| Exercise requirements |
Exact reproduction of the data is required, with images excluded.

| Dataset records |

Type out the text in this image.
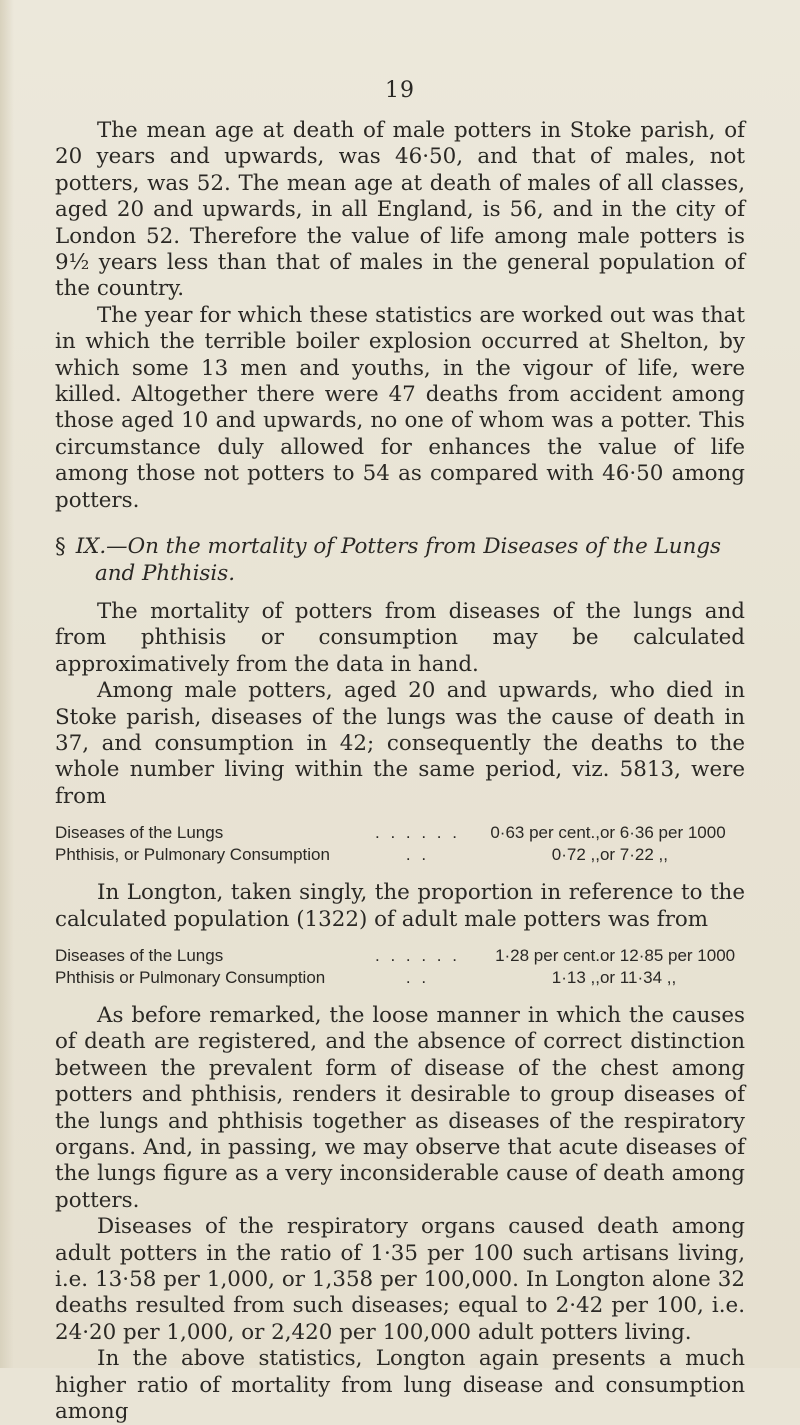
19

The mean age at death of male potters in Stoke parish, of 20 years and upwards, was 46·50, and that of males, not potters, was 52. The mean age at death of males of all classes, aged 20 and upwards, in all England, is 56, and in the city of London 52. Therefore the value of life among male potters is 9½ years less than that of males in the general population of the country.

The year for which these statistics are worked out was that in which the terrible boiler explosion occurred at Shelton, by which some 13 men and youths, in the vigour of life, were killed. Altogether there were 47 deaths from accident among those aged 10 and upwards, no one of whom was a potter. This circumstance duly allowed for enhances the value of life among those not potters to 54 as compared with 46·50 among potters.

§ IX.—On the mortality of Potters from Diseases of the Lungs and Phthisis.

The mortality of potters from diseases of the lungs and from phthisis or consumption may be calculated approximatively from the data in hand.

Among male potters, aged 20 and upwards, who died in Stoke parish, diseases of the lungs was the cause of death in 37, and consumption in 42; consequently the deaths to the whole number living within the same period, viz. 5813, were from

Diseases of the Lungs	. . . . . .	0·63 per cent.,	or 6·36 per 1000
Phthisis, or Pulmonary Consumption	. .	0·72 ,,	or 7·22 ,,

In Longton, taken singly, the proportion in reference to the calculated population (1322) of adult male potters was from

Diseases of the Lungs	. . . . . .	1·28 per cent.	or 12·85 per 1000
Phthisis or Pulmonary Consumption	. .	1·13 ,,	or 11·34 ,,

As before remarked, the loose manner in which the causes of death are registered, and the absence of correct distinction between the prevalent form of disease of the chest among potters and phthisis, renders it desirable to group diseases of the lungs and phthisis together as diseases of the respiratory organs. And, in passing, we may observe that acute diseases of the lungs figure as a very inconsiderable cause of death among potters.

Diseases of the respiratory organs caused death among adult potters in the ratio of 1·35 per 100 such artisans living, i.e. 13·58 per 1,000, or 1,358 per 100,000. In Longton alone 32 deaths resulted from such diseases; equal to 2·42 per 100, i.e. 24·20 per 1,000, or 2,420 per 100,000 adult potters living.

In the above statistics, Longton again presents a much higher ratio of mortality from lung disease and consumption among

| Written response |
Type out the text in this image.
19

The mean age at death of male potters in Stoke parish, of 20 years and upwards, was 46·50, and that of males, not potters, was 52. The mean age at death of males of all classes, aged 20 and upwards, in all England, is 56, and in the city of London 52. Therefore the value of life among male potters is 9½ years less than that of males in the general population of the country.

The year for which these statistics are worked out was that in which the terrible boiler explosion occurred at Shelton, by which some 13 men and youths, in the vigour of life, were killed. Altogether there were 47 deaths from accident among those aged 10 and upwards, no one of whom was a potter. This circumstance duly allowed for enhances the value of life among those not potters to 54 as compared with 46·50 among potters.

§ IX.—On the mortality of Potters from Diseases of the Lungs and Phthisis.

The mortality of potters from diseases of the lungs and from phthisis or consumption may be calculated approximatively from the data in hand.

Among male potters, aged 20 and upwards, who died in Stoke parish, diseases of the lungs was the cause of death in 37, and consumption in 42; consequently the deaths to the whole number living within the same period, viz. 5813, were from

Diseases of the Lungs	. . . . . .	0·63 per cent.,	or 6·36 per 1000
Phthisis, or Pulmonary Consumption	. .	0·72 ,,	or 7·22 ,,

In Longton, taken singly, the proportion in reference to the calculated population (1322) of adult male potters was from

Diseases of the Lungs	. . . . . .	1·28 per cent.	or 12·85 per 1000
Phthisis or Pulmonary Consumption	. .	1·13 ,,	or 11·34 ,,

As before remarked, the loose manner in which the causes of death are registered, and the absence of correct distinction between the prevalent form of disease of the chest among potters and phthisis, renders it desirable to group diseases of the lungs and phthisis together as diseases of the respiratory organs. And, in passing, we may observe that acute diseases of the lungs figure as a very inconsiderable cause of death among potters.

Diseases of the respiratory organs caused death among adult potters in the ratio of 1·35 per 100 such artisans living, i.e. 13·58 per 1,000, or 1,358 per 100,000. In Longton alone 32 deaths resulted from such diseases; equal to 2·42 per 100, i.e. 24·20 per 1,000, or 2,420 per 100,000 adult potters living.

In the above statistics, Longton again presents a much higher ratio of mortality from lung disease and consumption among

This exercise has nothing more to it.